• _Problem description_:
Lines containing the string "seek" are to be counted; report the total by itself.

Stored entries
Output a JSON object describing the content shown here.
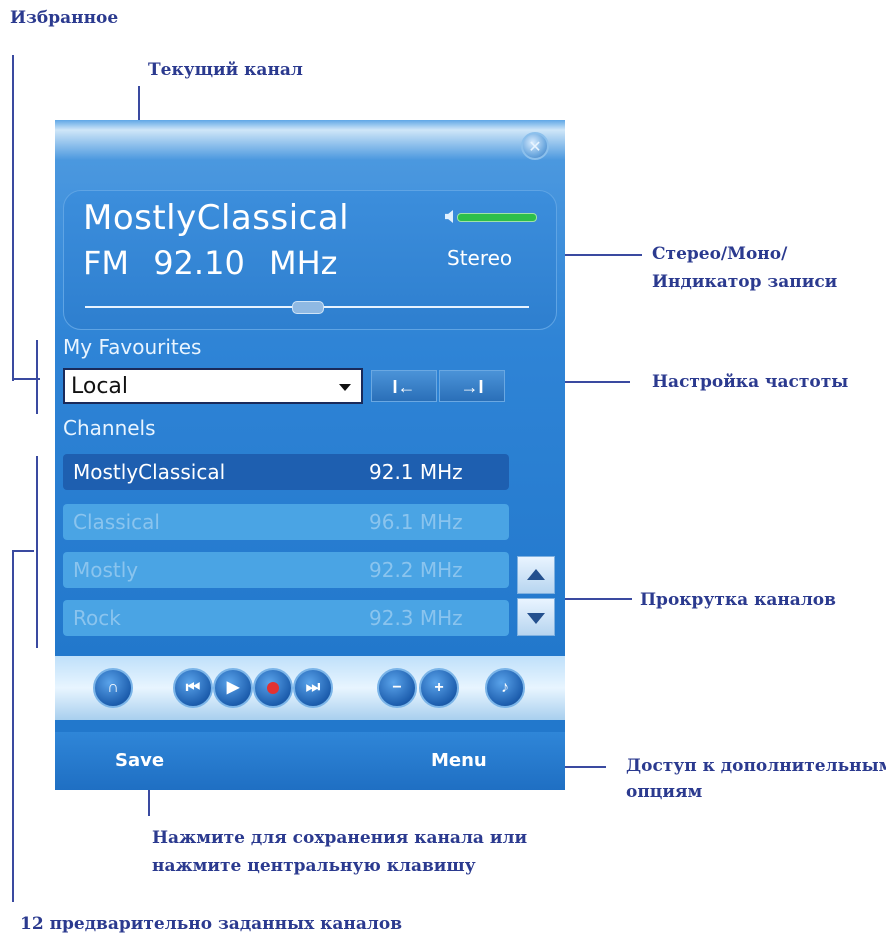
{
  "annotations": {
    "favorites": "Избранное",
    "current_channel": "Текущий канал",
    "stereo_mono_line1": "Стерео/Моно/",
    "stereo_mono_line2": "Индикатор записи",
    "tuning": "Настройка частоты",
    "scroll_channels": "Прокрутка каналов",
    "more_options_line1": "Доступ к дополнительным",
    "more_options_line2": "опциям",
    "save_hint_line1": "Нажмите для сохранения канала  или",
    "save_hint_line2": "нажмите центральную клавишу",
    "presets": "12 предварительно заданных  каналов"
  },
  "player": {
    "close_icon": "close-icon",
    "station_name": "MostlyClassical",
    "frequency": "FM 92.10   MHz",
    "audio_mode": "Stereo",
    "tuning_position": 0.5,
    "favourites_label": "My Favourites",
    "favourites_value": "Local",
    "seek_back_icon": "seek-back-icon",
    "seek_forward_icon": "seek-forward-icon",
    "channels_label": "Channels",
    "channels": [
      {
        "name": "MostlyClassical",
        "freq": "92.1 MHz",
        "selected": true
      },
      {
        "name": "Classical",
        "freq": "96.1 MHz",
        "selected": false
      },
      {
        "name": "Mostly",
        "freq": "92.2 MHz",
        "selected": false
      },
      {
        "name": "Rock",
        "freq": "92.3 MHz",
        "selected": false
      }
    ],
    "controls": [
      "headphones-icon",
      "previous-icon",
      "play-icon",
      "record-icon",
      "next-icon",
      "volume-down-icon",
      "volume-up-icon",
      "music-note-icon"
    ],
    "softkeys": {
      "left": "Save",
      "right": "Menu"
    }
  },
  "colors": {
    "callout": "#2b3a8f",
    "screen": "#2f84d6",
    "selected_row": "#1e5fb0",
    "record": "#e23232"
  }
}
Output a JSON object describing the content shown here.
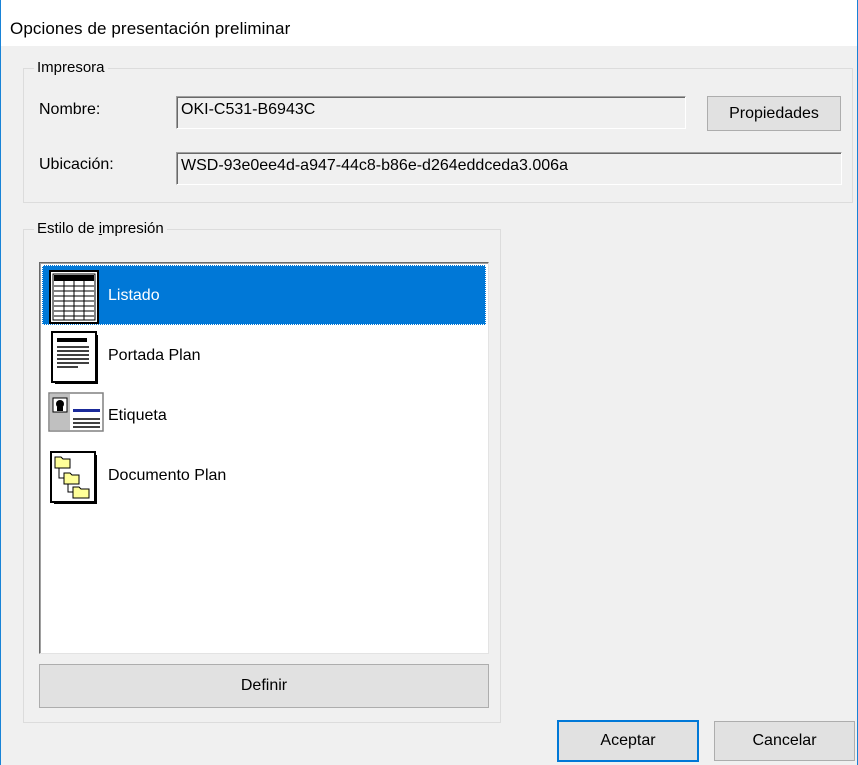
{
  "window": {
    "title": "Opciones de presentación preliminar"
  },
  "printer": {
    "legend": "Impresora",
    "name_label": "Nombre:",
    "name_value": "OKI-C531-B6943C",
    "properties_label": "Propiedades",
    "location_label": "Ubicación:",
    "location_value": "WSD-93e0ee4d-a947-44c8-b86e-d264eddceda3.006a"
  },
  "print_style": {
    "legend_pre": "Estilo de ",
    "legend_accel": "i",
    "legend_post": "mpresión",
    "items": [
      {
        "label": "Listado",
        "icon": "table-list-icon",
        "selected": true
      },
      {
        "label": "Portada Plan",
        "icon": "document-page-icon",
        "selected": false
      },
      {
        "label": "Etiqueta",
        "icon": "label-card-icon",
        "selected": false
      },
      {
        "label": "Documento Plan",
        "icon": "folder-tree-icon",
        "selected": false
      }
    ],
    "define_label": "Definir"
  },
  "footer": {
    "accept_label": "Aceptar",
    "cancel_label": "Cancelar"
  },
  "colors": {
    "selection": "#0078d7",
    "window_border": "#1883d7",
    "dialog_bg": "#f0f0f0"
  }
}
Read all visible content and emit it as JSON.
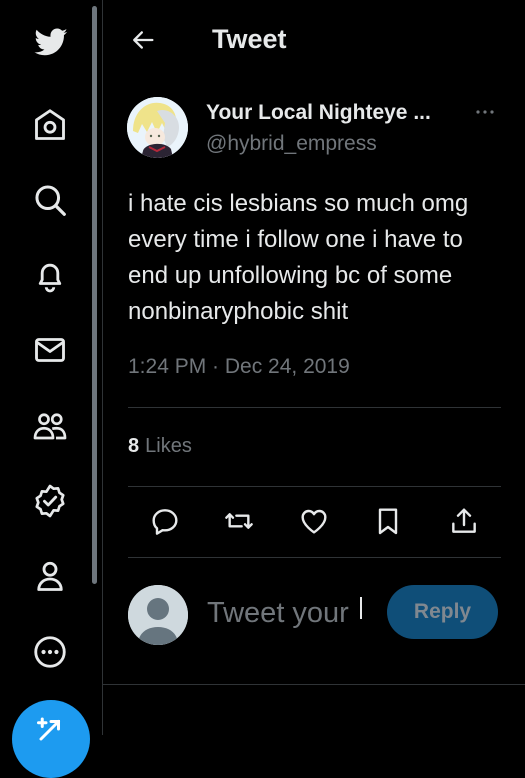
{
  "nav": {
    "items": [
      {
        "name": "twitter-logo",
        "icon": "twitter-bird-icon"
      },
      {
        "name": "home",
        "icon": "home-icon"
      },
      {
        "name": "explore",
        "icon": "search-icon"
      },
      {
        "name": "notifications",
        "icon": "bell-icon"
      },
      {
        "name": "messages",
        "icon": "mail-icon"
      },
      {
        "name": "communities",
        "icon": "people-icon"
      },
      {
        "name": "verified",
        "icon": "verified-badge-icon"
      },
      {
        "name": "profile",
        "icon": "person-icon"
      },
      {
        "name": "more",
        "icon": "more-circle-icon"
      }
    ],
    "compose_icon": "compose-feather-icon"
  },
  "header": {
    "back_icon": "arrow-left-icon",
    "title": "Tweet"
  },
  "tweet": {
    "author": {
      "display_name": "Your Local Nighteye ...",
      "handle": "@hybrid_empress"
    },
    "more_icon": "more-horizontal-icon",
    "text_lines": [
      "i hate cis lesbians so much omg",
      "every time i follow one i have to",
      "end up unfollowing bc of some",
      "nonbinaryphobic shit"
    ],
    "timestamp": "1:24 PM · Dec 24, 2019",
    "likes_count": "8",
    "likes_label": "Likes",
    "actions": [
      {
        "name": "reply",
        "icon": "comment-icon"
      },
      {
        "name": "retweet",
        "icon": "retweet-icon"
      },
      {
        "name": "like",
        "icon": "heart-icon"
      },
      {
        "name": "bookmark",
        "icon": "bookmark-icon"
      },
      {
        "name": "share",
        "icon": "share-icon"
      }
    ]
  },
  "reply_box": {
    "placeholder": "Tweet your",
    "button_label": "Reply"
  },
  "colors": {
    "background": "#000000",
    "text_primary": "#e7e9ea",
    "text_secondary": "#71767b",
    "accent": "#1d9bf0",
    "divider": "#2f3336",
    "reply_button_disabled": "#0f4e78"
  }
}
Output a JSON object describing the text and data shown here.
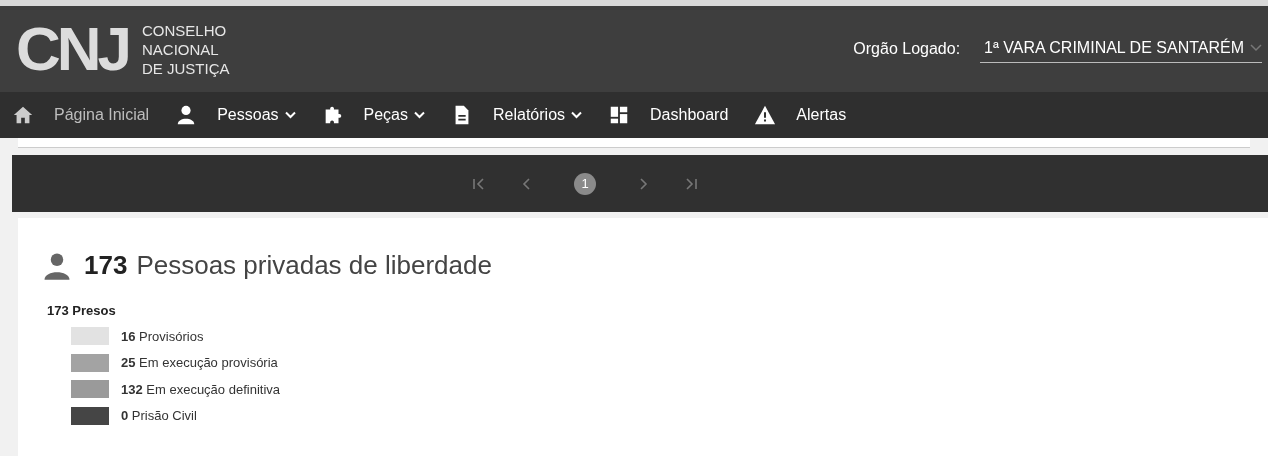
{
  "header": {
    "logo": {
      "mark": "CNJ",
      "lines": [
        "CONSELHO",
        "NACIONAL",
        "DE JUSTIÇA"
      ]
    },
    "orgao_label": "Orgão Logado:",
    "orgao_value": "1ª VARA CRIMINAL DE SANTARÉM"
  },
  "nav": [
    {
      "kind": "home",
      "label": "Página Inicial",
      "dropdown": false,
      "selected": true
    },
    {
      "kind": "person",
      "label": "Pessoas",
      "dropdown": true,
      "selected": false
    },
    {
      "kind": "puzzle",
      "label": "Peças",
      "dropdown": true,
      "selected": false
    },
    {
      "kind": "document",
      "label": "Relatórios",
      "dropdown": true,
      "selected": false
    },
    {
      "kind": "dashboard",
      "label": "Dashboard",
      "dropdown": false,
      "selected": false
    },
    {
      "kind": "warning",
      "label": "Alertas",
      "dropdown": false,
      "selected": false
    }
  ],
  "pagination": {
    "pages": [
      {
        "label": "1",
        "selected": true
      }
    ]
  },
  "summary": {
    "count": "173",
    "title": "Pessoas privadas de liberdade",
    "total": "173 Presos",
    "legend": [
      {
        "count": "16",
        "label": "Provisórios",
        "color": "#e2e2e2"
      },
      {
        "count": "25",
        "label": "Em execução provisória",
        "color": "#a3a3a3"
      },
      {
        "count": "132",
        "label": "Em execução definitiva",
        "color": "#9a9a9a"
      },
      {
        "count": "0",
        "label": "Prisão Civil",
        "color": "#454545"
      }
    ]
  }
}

• _Written response_:
2